Data for processing:
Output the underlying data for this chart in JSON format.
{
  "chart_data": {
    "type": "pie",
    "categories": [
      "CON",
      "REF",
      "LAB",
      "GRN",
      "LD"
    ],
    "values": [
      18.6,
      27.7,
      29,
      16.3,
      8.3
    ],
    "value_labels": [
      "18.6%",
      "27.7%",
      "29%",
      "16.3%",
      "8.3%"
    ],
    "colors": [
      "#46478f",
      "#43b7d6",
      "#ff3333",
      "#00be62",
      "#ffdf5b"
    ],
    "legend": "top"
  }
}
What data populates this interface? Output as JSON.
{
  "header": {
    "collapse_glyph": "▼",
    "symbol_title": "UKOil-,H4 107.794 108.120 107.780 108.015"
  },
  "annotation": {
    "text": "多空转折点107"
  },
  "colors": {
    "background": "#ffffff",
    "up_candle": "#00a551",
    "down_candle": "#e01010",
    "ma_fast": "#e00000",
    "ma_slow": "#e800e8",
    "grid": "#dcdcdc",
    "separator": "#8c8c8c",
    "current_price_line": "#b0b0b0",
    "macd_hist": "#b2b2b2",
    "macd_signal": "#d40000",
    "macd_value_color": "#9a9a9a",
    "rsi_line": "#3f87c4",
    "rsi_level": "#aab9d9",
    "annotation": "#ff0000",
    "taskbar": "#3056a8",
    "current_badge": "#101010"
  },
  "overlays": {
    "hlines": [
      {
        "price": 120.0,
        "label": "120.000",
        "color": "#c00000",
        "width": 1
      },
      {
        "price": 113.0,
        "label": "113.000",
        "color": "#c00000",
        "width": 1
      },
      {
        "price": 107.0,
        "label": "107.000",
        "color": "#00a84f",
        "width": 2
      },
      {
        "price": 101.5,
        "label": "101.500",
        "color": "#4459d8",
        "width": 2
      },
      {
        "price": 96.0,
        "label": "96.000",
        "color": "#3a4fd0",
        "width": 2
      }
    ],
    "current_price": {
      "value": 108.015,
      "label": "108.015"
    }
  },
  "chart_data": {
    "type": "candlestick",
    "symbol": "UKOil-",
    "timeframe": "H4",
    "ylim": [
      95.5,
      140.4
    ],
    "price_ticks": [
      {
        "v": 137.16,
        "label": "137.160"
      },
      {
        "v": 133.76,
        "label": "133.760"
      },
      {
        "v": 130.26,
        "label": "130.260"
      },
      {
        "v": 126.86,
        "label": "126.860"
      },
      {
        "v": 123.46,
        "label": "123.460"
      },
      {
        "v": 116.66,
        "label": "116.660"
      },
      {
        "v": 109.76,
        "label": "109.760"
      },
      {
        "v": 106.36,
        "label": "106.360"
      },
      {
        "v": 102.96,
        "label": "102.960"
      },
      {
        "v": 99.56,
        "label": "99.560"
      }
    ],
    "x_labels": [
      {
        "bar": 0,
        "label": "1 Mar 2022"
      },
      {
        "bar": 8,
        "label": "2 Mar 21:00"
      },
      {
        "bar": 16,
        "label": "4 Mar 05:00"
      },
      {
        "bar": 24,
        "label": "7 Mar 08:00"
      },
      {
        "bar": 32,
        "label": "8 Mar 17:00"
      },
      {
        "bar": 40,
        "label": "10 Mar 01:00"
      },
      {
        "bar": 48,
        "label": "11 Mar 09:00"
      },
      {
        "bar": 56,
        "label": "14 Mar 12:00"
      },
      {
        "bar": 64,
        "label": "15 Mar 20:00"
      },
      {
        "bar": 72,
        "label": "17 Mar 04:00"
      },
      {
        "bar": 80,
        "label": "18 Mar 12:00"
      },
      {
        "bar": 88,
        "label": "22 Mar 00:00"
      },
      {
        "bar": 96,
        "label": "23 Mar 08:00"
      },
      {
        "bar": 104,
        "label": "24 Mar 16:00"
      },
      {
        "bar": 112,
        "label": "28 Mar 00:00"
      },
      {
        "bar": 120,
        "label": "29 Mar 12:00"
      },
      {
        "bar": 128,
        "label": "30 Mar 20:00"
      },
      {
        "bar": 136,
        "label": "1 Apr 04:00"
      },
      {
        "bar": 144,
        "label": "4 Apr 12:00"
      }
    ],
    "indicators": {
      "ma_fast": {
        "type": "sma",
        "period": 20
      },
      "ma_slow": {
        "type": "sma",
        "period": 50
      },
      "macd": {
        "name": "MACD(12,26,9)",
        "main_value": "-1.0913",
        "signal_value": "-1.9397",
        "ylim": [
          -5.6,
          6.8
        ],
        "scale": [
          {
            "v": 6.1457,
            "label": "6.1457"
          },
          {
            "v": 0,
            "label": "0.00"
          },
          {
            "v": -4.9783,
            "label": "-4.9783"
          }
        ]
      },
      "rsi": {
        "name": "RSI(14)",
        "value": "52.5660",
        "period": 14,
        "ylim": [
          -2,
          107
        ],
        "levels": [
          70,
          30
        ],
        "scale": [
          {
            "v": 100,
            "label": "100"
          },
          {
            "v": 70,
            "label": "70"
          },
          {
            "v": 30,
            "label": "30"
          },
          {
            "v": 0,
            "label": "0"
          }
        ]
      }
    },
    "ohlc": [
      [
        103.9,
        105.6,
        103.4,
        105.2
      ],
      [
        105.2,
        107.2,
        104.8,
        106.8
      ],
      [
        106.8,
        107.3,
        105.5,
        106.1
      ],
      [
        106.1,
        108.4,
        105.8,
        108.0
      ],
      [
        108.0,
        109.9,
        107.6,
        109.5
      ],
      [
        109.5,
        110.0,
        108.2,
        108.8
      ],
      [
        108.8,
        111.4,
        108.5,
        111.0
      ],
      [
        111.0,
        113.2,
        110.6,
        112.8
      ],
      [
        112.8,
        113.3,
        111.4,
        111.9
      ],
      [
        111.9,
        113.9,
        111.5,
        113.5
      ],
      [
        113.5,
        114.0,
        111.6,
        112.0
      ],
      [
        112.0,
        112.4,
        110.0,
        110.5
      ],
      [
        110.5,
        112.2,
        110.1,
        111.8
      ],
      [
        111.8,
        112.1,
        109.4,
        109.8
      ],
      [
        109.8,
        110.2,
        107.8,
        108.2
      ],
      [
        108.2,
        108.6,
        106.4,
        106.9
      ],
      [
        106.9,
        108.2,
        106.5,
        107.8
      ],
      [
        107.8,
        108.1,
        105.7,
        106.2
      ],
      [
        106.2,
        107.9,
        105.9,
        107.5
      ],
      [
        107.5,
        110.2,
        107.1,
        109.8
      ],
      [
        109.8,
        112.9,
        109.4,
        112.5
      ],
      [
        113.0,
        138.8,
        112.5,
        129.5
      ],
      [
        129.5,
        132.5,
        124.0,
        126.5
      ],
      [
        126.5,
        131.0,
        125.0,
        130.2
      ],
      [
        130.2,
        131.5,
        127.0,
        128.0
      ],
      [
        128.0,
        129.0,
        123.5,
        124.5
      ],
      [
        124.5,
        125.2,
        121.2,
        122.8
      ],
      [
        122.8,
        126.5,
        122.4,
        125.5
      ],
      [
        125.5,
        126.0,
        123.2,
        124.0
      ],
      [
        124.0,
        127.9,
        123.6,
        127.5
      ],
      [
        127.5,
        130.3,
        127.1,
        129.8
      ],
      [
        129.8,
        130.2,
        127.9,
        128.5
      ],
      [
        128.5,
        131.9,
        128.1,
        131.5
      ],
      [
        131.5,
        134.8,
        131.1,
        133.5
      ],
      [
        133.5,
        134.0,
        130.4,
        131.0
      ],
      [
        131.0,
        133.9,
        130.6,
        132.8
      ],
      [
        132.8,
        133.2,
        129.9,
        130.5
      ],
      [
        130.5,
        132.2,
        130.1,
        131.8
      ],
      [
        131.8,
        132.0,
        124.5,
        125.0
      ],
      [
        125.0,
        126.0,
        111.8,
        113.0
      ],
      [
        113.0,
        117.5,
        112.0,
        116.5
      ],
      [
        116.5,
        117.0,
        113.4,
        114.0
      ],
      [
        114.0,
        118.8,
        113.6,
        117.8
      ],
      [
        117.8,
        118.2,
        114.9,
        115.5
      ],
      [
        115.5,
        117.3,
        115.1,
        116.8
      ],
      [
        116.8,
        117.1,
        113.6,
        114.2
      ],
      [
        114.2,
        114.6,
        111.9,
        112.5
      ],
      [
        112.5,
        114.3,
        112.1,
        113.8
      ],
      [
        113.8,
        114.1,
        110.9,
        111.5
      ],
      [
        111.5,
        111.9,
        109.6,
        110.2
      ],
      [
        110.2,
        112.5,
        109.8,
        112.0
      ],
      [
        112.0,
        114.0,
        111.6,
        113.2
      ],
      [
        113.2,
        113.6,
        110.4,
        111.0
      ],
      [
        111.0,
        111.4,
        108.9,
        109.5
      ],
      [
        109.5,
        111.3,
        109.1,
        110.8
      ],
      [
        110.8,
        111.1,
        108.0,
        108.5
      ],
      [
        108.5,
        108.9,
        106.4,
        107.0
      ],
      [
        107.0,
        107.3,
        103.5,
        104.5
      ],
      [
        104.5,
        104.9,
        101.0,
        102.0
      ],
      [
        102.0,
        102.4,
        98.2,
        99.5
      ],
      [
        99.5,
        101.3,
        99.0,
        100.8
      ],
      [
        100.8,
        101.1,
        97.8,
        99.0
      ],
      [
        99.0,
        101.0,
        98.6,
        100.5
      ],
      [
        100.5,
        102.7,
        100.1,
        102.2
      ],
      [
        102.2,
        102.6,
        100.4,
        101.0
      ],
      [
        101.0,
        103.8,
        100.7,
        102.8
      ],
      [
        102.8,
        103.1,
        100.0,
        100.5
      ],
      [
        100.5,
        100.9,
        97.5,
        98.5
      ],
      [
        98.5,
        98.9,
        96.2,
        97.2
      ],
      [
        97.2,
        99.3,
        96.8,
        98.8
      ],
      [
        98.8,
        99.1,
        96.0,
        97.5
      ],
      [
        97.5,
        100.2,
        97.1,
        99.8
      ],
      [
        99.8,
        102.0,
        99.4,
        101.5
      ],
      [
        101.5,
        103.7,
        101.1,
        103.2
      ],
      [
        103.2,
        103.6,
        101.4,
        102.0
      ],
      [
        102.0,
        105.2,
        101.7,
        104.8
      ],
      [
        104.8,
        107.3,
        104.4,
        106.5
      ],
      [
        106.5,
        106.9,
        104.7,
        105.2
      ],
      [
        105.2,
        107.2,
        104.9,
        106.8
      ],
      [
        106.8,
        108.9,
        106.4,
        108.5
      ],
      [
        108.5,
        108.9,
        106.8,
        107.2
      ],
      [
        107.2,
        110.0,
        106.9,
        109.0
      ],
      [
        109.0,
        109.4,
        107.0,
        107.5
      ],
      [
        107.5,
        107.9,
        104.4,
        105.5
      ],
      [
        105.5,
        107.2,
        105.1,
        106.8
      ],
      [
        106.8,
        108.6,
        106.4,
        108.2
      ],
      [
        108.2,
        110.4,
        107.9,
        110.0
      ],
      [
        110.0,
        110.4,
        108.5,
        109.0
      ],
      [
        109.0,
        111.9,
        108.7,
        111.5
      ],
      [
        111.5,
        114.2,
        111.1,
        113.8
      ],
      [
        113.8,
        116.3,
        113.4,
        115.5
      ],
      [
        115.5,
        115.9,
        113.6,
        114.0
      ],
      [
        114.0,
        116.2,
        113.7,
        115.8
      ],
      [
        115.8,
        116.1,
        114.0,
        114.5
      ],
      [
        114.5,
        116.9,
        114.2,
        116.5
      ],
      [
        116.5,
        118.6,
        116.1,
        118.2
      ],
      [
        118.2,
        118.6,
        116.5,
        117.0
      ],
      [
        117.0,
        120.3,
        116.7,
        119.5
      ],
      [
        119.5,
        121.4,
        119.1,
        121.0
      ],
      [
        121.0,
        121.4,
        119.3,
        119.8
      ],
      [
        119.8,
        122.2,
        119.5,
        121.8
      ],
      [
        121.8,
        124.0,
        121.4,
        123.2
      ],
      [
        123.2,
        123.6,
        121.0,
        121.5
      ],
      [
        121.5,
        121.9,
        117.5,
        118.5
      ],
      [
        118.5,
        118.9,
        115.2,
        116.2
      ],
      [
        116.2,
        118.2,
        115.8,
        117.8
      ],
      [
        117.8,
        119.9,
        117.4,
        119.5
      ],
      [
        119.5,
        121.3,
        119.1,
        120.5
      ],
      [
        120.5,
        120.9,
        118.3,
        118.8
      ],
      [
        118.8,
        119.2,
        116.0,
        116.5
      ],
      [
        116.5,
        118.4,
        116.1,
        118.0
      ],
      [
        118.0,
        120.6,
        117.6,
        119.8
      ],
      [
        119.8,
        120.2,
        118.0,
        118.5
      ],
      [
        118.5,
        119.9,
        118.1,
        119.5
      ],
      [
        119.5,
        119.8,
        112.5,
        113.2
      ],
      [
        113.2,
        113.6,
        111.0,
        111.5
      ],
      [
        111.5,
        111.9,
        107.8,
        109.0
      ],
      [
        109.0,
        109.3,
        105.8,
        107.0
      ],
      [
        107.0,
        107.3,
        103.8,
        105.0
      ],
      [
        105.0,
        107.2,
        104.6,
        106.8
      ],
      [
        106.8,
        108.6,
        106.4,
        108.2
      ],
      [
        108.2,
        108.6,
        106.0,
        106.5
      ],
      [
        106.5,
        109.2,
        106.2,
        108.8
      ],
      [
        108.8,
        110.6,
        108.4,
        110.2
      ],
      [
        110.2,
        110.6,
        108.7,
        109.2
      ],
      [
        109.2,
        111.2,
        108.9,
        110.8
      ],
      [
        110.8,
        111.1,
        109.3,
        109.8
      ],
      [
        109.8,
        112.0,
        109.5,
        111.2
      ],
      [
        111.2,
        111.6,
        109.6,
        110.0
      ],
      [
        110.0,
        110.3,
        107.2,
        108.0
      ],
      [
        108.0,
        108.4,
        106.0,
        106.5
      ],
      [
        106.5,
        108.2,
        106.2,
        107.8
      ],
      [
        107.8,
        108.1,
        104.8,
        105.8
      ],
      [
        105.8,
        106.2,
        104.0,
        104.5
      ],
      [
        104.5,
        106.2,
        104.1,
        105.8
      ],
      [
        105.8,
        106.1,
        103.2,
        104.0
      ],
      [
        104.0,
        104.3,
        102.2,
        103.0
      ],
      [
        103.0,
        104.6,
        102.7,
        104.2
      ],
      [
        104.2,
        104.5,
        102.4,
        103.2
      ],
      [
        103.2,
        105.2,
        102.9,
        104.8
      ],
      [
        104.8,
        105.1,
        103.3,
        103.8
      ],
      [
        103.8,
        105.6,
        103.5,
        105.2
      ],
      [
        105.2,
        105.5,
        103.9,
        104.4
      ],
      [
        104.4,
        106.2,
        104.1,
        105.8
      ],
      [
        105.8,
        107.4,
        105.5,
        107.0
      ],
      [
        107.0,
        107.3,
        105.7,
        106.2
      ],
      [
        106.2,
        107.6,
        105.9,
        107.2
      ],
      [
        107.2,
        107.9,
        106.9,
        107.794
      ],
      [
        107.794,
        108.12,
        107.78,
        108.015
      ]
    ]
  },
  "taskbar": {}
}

Written request: On how many lines does the word "type" appear? Answer with only the number.

The solution: 4